● Excerto de texto:
====

Há coisas que ultrapassam o entendimento do cidadão comum. Se não, vejamos:
O Provedor de Justiça veio reclamar sobre as pensões de sobrevivência dos cidadãos que viviam em união de facto com os de cujus. É que, diz o senhor, leva um ror de tempo até que os tribunais reconheçam a pretérita existência de tal união, a fim de que a mesma possa produzir efeitos.
Muito bem. Eu aceito, e compreendo, que o facto de duas pessoas viveram em comum produza efeitos jurídicos, designadamente em matéria de segurança social. O problema não é esse. Problema é saber porque há-de a sociedade ser responsável por tais efeitos se os interessados só os reivindicam a seu favor, e quando lhe dá na realíssima gana?
Passo a explicar. A meu ver, é indiferente à sociedade que as pessoas vivam juntas ou deixem de viver. Façam lá o que lhes apetecer, juntem os trapinhos, zanguem-se, amem-se, vivam a vida como tiverem por bem. A questão é a de saber até que ponto é que tal união é oponível a terceiros, isto é, se os cidadãos que não querem que a sua união seja "oficial", mais que não fosse através de mero registo anulável a qualquer momento, têm legitimidade para exigir da sociedade, ou esta tem legitimidade para lhes conferir reconhecimento e consequências jurídicas? Se eu fizer um negócio jurídio com uma das partes (um arrendamento, uma compra…), que se declara solteira, ou viúva, ou divorciada, como pode essa pessoa alegar, em caso de dúvida ou de conflito, a prevalência de uma situação que me era desconhecida? O que se passa em relação a mim, passa-se em relação à sociedade. No caso vertente, e enquanto lhes convinha, a união dos unidos não tinha existência civil. Mas quando tal pode reverter numa pensão, então o caso muda de figura: alto, que vivíamos em união de facto!
Isto levanta um problema jurídico interessante. Se, como eu digo, os unidos de facto fossem obrigados, para que pudessem gozar dos direitos respectivos, a registar a sua união, tendo que aceitar as correspondentes obrigações…, então as uniões passavam a ser de direito, ou seja, deixava de haver uniões de facto, o que muito penalizaria certos defensores de certos "direitos humanos".
Deixo a pergunta: como pode a sociedade ser responsável, quando se trata de pagar, por situações civis que os interessados só exibem nesses casos, ocultando-as nos restantes?
Ao cuidado dos filósofos do direito, dos civilistas e do Provedor de Justiça.

====

● Material fornecido:
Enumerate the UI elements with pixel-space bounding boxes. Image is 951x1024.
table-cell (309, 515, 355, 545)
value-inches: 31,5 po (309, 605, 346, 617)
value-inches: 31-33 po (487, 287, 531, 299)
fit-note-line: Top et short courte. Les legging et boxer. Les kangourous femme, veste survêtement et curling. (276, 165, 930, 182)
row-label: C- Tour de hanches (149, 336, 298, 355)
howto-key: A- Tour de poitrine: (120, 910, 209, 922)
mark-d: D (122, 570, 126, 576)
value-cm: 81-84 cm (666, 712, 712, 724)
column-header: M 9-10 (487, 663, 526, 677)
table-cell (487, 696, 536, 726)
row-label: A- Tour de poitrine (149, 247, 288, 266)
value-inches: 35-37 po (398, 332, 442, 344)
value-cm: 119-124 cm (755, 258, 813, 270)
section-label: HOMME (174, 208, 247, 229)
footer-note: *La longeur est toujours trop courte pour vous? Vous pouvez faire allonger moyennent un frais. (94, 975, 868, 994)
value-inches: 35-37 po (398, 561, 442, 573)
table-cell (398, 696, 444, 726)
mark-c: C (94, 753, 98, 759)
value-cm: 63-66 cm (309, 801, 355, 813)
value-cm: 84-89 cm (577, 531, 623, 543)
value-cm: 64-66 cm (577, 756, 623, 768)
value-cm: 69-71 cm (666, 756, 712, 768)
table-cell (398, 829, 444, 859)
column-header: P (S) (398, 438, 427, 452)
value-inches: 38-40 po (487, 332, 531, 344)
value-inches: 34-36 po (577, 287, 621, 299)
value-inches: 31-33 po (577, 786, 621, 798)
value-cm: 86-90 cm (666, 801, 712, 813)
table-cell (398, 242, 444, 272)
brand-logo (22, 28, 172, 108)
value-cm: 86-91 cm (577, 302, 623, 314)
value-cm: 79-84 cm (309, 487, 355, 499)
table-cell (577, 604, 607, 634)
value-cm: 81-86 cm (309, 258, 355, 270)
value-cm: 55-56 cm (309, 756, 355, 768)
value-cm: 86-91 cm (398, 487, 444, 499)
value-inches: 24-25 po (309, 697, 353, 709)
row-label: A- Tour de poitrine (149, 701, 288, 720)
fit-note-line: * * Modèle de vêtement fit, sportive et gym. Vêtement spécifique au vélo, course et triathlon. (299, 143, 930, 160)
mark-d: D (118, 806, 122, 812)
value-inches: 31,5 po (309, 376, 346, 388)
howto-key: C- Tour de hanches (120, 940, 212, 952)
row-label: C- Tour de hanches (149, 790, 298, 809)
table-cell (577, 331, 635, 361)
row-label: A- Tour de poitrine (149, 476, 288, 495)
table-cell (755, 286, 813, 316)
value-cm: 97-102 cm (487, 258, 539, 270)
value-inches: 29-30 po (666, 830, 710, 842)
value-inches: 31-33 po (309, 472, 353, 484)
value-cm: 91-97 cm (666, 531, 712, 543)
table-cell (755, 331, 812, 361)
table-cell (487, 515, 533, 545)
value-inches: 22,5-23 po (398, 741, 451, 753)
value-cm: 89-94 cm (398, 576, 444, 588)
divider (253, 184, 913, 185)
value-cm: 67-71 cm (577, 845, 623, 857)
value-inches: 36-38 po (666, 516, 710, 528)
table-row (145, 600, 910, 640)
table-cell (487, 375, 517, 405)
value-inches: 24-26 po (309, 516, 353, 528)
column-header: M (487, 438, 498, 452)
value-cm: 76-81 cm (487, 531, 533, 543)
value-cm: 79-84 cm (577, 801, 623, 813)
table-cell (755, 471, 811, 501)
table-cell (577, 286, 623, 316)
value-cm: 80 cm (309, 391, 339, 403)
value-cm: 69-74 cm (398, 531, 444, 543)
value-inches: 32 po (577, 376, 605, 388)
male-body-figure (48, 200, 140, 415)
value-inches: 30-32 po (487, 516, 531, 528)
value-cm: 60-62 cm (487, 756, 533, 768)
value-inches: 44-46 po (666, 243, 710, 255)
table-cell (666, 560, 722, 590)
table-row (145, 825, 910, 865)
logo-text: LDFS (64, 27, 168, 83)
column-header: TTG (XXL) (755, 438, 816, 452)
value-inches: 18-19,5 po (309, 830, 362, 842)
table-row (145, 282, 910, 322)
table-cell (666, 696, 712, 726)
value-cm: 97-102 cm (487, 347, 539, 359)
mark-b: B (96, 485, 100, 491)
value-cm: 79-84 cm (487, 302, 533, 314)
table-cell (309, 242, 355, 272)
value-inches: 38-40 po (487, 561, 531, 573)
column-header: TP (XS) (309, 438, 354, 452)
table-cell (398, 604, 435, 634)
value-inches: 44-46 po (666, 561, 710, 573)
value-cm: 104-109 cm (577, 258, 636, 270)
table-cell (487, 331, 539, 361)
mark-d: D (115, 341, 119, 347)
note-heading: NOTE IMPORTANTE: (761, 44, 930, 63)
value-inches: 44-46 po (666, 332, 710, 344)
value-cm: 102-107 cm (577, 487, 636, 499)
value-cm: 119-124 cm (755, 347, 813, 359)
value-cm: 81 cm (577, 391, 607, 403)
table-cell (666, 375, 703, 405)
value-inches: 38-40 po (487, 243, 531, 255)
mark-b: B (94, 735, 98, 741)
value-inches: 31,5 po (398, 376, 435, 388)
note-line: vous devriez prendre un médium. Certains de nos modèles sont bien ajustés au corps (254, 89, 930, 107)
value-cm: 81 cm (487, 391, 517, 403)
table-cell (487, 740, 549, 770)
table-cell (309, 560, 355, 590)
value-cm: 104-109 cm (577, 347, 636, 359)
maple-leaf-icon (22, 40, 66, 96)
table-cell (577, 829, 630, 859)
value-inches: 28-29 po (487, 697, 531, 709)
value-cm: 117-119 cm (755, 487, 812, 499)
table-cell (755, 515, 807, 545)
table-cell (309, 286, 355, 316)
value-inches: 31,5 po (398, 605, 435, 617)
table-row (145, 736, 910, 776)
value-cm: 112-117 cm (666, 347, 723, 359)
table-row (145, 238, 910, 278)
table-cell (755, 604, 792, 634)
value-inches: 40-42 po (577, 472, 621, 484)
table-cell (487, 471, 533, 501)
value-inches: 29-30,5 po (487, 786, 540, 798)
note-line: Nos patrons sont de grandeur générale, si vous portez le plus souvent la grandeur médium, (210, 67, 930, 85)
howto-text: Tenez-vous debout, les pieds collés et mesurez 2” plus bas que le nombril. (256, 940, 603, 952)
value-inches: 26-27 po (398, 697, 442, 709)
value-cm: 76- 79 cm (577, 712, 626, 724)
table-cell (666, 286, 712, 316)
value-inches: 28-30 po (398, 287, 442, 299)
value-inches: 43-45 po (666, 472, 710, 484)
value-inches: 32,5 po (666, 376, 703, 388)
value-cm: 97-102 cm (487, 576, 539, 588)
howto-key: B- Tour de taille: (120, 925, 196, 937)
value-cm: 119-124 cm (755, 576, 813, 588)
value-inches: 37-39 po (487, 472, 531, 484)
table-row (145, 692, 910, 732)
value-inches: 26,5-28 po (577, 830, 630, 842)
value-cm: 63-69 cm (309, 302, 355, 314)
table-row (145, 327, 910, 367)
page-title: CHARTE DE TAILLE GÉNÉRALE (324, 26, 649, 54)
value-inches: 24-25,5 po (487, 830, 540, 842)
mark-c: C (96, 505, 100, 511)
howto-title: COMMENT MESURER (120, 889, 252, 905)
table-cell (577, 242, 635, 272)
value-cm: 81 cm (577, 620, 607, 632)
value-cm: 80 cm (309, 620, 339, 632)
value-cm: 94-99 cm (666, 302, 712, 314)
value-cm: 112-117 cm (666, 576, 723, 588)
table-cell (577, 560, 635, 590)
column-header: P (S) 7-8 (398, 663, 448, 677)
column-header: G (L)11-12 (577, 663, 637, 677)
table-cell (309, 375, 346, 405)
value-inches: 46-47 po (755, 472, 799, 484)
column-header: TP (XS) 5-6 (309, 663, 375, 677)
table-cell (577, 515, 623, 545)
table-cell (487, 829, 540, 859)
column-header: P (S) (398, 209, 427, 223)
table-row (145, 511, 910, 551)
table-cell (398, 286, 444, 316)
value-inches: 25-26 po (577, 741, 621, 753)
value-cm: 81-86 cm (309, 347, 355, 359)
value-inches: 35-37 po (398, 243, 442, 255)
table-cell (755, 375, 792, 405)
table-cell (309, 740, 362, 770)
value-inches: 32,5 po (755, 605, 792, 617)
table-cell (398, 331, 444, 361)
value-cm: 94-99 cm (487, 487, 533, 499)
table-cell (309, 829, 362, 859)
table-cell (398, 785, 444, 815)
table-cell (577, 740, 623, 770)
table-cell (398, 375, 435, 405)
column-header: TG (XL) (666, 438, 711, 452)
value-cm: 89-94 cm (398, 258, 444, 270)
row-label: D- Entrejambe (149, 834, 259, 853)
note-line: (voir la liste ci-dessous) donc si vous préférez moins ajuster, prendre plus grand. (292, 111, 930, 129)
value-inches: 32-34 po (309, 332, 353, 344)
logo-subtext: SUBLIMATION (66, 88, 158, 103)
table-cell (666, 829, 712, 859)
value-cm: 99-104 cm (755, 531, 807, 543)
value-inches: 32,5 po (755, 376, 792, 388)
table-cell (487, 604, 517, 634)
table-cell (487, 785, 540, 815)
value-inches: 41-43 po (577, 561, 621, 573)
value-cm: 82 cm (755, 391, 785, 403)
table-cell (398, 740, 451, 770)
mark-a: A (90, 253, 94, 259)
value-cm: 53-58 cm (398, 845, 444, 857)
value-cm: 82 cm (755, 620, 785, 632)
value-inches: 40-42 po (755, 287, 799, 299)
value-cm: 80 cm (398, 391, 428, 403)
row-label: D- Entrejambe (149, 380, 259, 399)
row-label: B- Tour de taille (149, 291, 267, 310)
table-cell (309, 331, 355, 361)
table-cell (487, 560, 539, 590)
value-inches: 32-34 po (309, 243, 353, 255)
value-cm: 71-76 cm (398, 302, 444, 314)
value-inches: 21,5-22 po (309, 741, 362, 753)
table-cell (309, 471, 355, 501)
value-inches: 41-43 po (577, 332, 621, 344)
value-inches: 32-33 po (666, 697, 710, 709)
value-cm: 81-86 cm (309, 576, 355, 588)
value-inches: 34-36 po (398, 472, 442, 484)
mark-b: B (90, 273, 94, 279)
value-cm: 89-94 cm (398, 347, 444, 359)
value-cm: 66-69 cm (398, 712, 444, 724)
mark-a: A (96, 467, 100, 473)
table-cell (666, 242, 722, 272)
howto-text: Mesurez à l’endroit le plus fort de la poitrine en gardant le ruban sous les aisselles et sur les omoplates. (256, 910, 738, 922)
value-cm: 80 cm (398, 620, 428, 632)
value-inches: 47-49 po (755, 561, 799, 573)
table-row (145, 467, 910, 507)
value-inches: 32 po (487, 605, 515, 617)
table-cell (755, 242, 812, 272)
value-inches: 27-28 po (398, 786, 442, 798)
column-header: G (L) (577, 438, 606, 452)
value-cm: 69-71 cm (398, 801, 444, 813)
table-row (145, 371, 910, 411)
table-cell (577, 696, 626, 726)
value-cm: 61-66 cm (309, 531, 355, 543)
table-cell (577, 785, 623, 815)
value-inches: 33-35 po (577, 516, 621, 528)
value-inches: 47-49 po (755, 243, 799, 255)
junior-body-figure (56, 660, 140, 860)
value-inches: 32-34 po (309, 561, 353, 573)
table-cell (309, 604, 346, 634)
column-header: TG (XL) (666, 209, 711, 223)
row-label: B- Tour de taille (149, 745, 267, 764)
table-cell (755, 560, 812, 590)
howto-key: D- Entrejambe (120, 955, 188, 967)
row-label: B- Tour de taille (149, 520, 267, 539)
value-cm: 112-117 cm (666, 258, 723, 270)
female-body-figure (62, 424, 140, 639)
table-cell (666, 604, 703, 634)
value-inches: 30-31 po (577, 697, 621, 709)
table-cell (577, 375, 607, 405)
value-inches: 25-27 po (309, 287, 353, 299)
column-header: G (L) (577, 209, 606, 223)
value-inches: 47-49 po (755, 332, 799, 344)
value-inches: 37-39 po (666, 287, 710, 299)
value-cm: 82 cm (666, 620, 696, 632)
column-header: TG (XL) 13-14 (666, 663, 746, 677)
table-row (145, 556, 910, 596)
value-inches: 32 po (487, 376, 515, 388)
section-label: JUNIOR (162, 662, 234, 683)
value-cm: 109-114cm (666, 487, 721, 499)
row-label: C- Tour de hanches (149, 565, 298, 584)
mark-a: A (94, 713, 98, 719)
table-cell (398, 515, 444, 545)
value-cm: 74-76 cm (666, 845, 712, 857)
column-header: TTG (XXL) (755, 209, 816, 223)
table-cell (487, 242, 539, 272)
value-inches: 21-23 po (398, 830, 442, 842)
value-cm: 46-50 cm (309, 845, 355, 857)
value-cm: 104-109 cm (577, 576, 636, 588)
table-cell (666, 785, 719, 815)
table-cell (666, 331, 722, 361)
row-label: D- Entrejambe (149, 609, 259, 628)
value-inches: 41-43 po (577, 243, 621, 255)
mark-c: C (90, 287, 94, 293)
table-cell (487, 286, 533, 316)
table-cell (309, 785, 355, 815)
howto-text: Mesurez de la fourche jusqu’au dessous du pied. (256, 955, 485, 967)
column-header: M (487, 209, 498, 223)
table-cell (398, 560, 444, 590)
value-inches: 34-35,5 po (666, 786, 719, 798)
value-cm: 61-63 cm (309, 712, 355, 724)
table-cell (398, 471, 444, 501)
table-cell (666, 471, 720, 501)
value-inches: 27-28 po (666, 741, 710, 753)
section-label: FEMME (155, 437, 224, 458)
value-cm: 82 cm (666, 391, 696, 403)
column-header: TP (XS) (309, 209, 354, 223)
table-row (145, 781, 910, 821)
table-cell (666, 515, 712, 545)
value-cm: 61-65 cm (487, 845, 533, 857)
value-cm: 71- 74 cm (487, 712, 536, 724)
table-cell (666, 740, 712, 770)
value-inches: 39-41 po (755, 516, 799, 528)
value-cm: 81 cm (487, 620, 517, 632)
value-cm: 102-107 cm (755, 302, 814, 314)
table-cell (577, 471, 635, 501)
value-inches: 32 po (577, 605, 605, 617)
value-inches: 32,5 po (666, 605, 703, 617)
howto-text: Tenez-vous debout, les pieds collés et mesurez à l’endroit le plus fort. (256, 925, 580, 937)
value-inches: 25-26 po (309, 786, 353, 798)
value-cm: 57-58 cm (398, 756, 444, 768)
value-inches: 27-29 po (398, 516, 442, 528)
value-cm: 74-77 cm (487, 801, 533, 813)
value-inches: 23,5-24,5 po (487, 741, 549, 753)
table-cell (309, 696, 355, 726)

====

● Instruções da tarefa: Transcreva integralmente, sem qualquer alteração, o texto acima sobre as pensões de sobrevivência nas uniões de facto.

● Resultado:
Há coisas que ultrapassam o entendimento do cidadão comum. Se não, vejamos:
O Provedor de Justiça veio reclamar sobre as pensões de sobrevivência dos cidadãos que viviam em união de facto com os de cujus. É que, diz o senhor, leva um ror de tempo até que os tribunais reconheçam a pretérita existência de tal união, a fim de que a mesma possa produzir efeitos.
Muito bem. Eu aceito, e compreendo, que o facto de duas pessoas viveram em comum produza efeitos jurídicos, designadamente em matéria de segurança social. O problema não é esse. Problema é saber porque há-de a sociedade ser responsável por tais efeitos se os interessados só os reivindicam a seu favor, e quando lhe dá na realíssima gana?
Passo a explicar. A meu ver, é indiferente à sociedade que as pessoas vivam juntas ou deixem de viver. Façam lá o que lhes apetecer, juntem os trapinhos, zanguem-se, amem-se, vivam a vida como tiverem por bem. A questão é a de saber até que ponto é que tal união é oponível a terceiros, isto é, se os cidadãos que não querem que a sua união seja "oficial", mais que não fosse através de mero registo anulável a qualquer momento, têm legitimidade para exigir da sociedade, ou esta tem legitimidade para lhes conferir reconhecimento e consequências jurídicas? Se eu fizer um negócio jurídio com uma das partes (um arrendamento, uma compra…), que se declara solteira, ou viúva, ou divorciada, como pode essa pessoa alegar, em caso de dúvida ou de conflito, a prevalência de uma situação que me era desconhecida? O que se passa em relação a mim, passa-se em relação à sociedade. No caso vertente, e enquanto lhes convinha, a união dos unidos não tinha existência civil. Mas quando tal pode reverter numa pensão, então o caso muda de figura: alto, que vivíamos em união de facto!
Isto levanta um problema jurídico interessante. Se, como eu digo, os unidos de facto fossem obrigados, para que pudessem gozar dos direitos respectivos, a registar a sua união, tendo que aceitar as correspondentes obrigações…, então as uniões passavam a ser de direito, ou seja, deixava de haver uniões de facto, o que muito penalizaria certos defensores de certos "direitos humanos".
Deixo a pergunta: como pode a sociedade ser responsável, quando se trata de pagar, por situações civis que os interessados só exibem nesses casos, ocultando-as nos restantes?
Ao cuidado dos filósofos do direito, dos civilistas e do Provedor de Justiça.